Problem details =>
Copy word for word the lines of the records, starting with the line that has "mass_weight_vs_age-series-3 <box>530 609" and ending with the line that has "mass_weight_vs_age-series-6-marker-3 <box>691 805". Include both of those lines.

Information provided =>
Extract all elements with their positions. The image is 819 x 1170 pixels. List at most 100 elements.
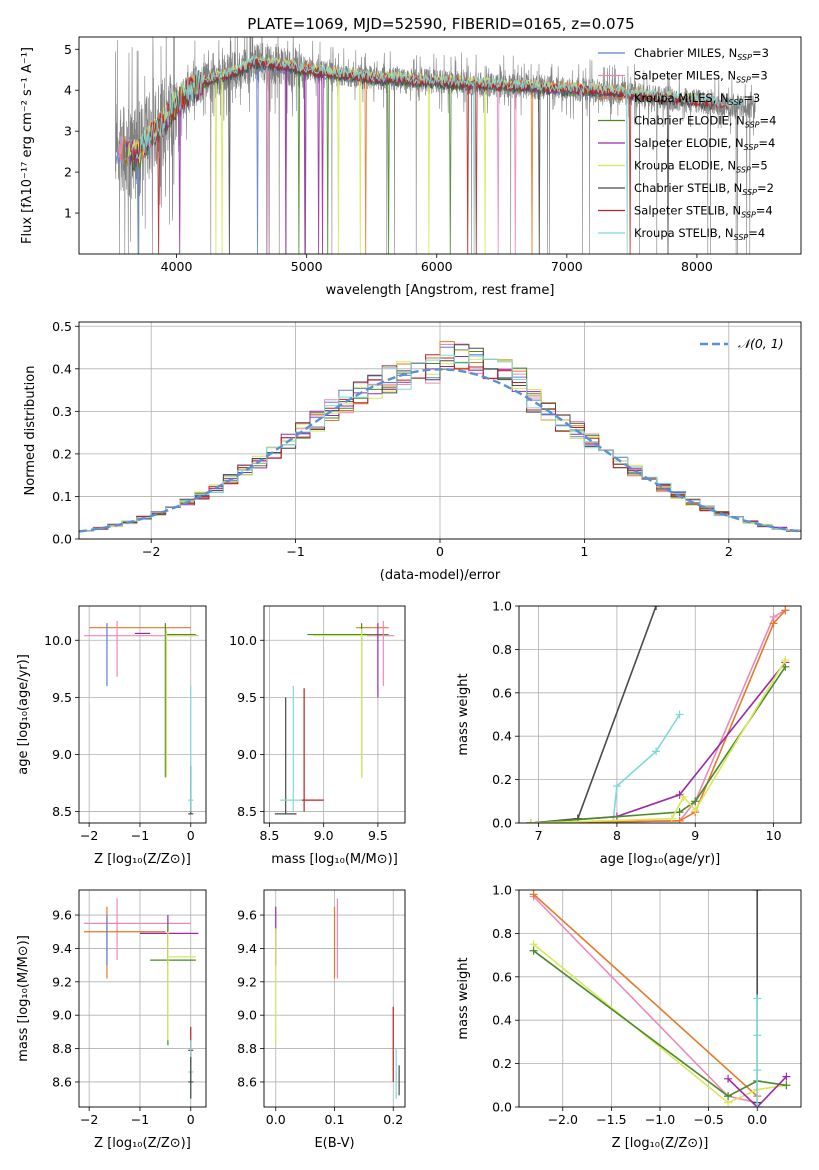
mass_weight_vs_age-series-3 <box>530 609 786 823</box>
mass_weight_vs_age-xtick-label-2: 9 <box>691 828 699 843</box>
spectrum-ytick-label-2: 3 <box>64 124 72 139</box>
spectrum-xtick-label-2: 6000 <box>421 259 453 274</box>
mass_weight_vs_Z-ytick-label-5: 1.0 <box>492 883 512 898</box>
age_vs_Z-errorbar-5 <box>165 628 196 778</box>
mass_weight_vs_Z-xtick-label-4: 0.0 <box>747 1112 767 1127</box>
age_vs_Z-axes: −2 −1 0 8.5 9.0 9.5 10.0 Z [log₁₀(Z/Z⊙)] age [lo… <box>16 606 206 867</box>
residuals-ytick-label-0: 0.0 <box>52 532 72 547</box>
mass_weight_vs_age-series-1 <box>612 714 681 823</box>
mass_weight_vs_Z-axes: −2.0 −1.5 −1.0 −0.5 0.0 0.0 0.2 0.4 0.6 0.8 1.0 Z [… <box>456 883 801 1151</box>
residuals-xlabel: (data-model)/error <box>380 568 501 583</box>
mass_vs_Z-ytick-label-2: 9.0 <box>52 1008 72 1023</box>
age_vs_Z-xtick-label-1: −1 <box>131 828 149 843</box>
age_vs_Z-xtick-label-0: −2 <box>80 828 98 843</box>
mass_weight_vs_Z-series-4-marker-0 <box>724 1074 733 1083</box>
age_vs_mass-errorbar-3 <box>367 620 395 686</box>
mass_weight_vs_age-series-6-marker-3 <box>691 805 700 814</box>
residuals-ytick-label-1: 0.1 <box>52 489 72 504</box>
spectrum-data-line <box>115 37 756 254</box>
mass_weight_vs_age-ytick-label-5: 1.0 <box>492 599 512 614</box>
mass_weight_vs_age-series-0 <box>530 606 657 823</box>
mass_weight_vs_age-frame <box>518 605 802 824</box>
age_vs_Z-ytick-label-3: 10.0 <box>44 633 72 648</box>
age_vs_mass-errorbar-6 <box>280 685 302 812</box>
age_vs_mass-xtick-label-1: 9.0 <box>314 828 334 843</box>
mass_weight_vs_age-ytick-label-0: 0.0 <box>492 816 512 831</box>
mass_weight_vs_Z-series-1 <box>533 893 758 1097</box>
mass_vs_Z-ytick-label-5: 9.6 <box>52 908 72 923</box>
mass_weight_vs_age-series-6-marker-2 <box>679 792 688 801</box>
mass_weight_vs_age-series-0-marker-2 <box>652 606 661 610</box>
age_vs_mass-xlabel: mass [log₁₀(M/M⊙)] <box>271 852 398 867</box>
mass_weight_vs_Z-series-4 <box>727 1076 787 1107</box>
mass_weight_vs_Z-series-3 <box>533 950 787 1098</box>
mass_vs_Z-ylabel: mass [log₁₀(M/M⊙)] <box>16 935 31 1062</box>
spectrum-ytick-label-4: 5 <box>64 42 72 57</box>
age_vs_mass-errorbar-7 <box>301 688 324 812</box>
mass_vs_ebv-frame <box>263 889 406 1108</box>
figure-title: PLATE=1069, MJD=52590, FIBERID=0165, z=0… <box>247 15 634 33</box>
mass_vs_Z-xlabel: Z [log₁₀(Z/Z⊙)] <box>94 1136 191 1151</box>
spectrum-xtick-label-4: 8000 <box>681 259 713 274</box>
age_vs_Z-ytick-label-1: 9.0 <box>52 747 72 762</box>
spectrum-legend-label-3: Chabrier ELODIE, NSSP=4 <box>634 114 776 130</box>
spectrum-frame <box>78 36 802 255</box>
mass_weight_vs_Z-ytick-label-0: 0.0 <box>492 1100 512 1115</box>
mass_weight_vs_Z-xtick-label-2: −1.0 <box>645 1112 675 1127</box>
mass_weight_vs_Z-ylabel: mass weight <box>456 957 471 1039</box>
mass_weight_vs_age-series-3-marker-3 <box>769 619 778 628</box>
spectrum-xtick-label-3: 7000 <box>551 259 583 274</box>
mass_vs_ebv-ytick-label-1: 8.8 <box>237 1041 257 1056</box>
mass_weight_vs_age-series-1-marker-1 <box>612 782 621 791</box>
residuals-hist-8 <box>79 354 801 532</box>
spectrum-legend-label-0: Chabrier MILES, NSSP=3 <box>634 46 769 62</box>
residuals-ytick-label-4: 0.4 <box>52 361 72 376</box>
mass_vs_Z-errorbar-1 <box>84 906 166 979</box>
age_vs_Z-errorbar-1 <box>84 620 199 677</box>
age_vs_Z-ytick-label-2: 9.5 <box>52 690 72 705</box>
age_vs_Z-errorbar-4 <box>164 623 196 778</box>
mass_vs_Z-xtick-label-0: −2 <box>80 1112 98 1127</box>
spectrum-model-line-8 <box>135 54 744 254</box>
age_vs_Z-frame <box>78 605 207 824</box>
mass_vs_Z-errorbar-3 <box>139 915 199 966</box>
age_vs_mass-xtick-label-0: 8.5 <box>259 828 279 843</box>
residuals-axes: −2 −1 0 1 2 0.0 0.1 0.2 0.3 0.4 0.5 (data-model)/er… <box>23 319 801 583</box>
age_vs_mass-ytick-label-1: 9.0 <box>237 747 257 762</box>
age_vs_Z-xlabel: Z [log₁₀(Z/Z⊙)] <box>94 852 191 867</box>
age_vs_mass-frame <box>263 605 406 824</box>
spectrum-legend-label-7: Salpeter STELIB, NSSP=4 <box>634 204 773 220</box>
mass_weight_vs_age-series-1-marker-3 <box>675 710 684 719</box>
spectrum-xtick-label-0: 4000 <box>161 259 193 274</box>
mass_weight_vs_Z-ytick-label-2: 0.4 <box>492 1013 512 1028</box>
mass_vs_Z-errorbar-8 <box>188 1056 194 1099</box>
spectrum-xlabel: wavelength [Angstrom, rest frame] <box>326 283 555 298</box>
age_vs_mass-ytick-label-3: 10.0 <box>229 633 257 648</box>
mass_weight_vs_age-series-6 <box>530 659 786 823</box>
mass_vs_ebv-ytick-label-3: 9.2 <box>237 974 257 989</box>
mass_vs_ebv-xlabel: E(B-V) <box>314 1136 354 1151</box>
residuals-ytick-label-3: 0.3 <box>52 404 72 419</box>
spectrum-legend-label-6: Chabrier STELIB, NSSP=2 <box>634 181 774 197</box>
residuals-frame <box>78 321 802 540</box>
mass_weight_vs_Z-series-6-marker-0 <box>753 1103 762 1107</box>
age_vs_mass-ytick-label-0: 8.5 <box>237 804 257 819</box>
age_vs_Z-errorbar-7 <box>188 685 194 812</box>
age_vs_mass-errorbar-5 <box>274 697 297 815</box>
spectrum-axes: 4000 5000 6000 7000 8000 1 2 3 4 5 wavelength [Ang… <box>20 42 713 298</box>
mass_weight_vs_age-ytick-label-1: 0.2 <box>492 772 512 787</box>
spectrum-xtick-label-1: 5000 <box>291 259 323 274</box>
mass_vs_Z-xtick-label-2: 0 <box>187 1112 195 1127</box>
residuals-xtick-label-0: −2 <box>142 544 160 559</box>
age_vs_mass-errorbar-2 <box>312 628 395 778</box>
spectrum-ylabel: Flux [fλ10⁻¹⁷ erg cm⁻² s⁻¹ A⁻¹] <box>20 47 35 244</box>
mass_vs_ebv-ytick-label-5: 9.6 <box>237 908 257 923</box>
mass_vs_Z-ytick-label-0: 8.6 <box>52 1074 72 1089</box>
mass_weight_vs_age-series-5 <box>530 666 786 823</box>
residuals-xtick-label-1: −1 <box>286 544 304 559</box>
mass_vs_ebv-xtick-label-0: 0.0 <box>266 1112 286 1127</box>
mass_weight_vs_age-series-2 <box>530 609 786 823</box>
mass_vs_Z-errorbar-5 <box>167 931 196 1041</box>
mass_weight_vs_Z-series-3-marker-3 <box>782 1081 791 1090</box>
mass_weight_vs_Z-series-0 <box>533 895 758 1104</box>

The completed task =>
mass_weight_vs_age-series-3 <box>530 609 786 823</box>
mass_weight_vs_age-xtick-label-2: 9 <box>691 828 699 843</box>
spectrum-ytick-label-2: 3 <box>64 124 72 139</box>
spectrum-xtick-label-2: 6000 <box>421 259 453 274</box>
mass_weight_vs_Z-ytick-label-5: 1.0 <box>492 883 512 898</box>
age_vs_Z-errorbar-5 <box>165 628 196 778</box>
mass_weight_vs_Z-xtick-label-4: 0.0 <box>747 1112 767 1127</box>
age_vs_Z-axes: −2 −1 0 8.5 9.0 9.5 10.0 Z [log₁₀(Z/Z⊙)] age [lo… <box>16 606 206 867</box>
residuals-ytick-label-0: 0.0 <box>52 532 72 547</box>
mass_weight_vs_age-series-1 <box>612 714 681 823</box>
mass_weight_vs_Z-axes: −2.0 −1.5 −1.0 −0.5 0.0 0.0 0.2 0.4 0.6 0.8 1.0 Z [… <box>456 883 801 1151</box>
residuals-xlabel: (data-model)/error <box>380 568 501 583</box>
mass_vs_Z-ytick-label-2: 9.0 <box>52 1008 72 1023</box>
age_vs_Z-xtick-label-1: −1 <box>131 828 149 843</box>
age_vs_Z-xtick-label-0: −2 <box>80 828 98 843</box>
mass_weight_vs_Z-series-4-marker-0 <box>724 1074 733 1083</box>
age_vs_mass-errorbar-3 <box>367 620 395 686</box>
mass_weight_vs_age-series-6-marker-3 <box>691 805 700 814</box>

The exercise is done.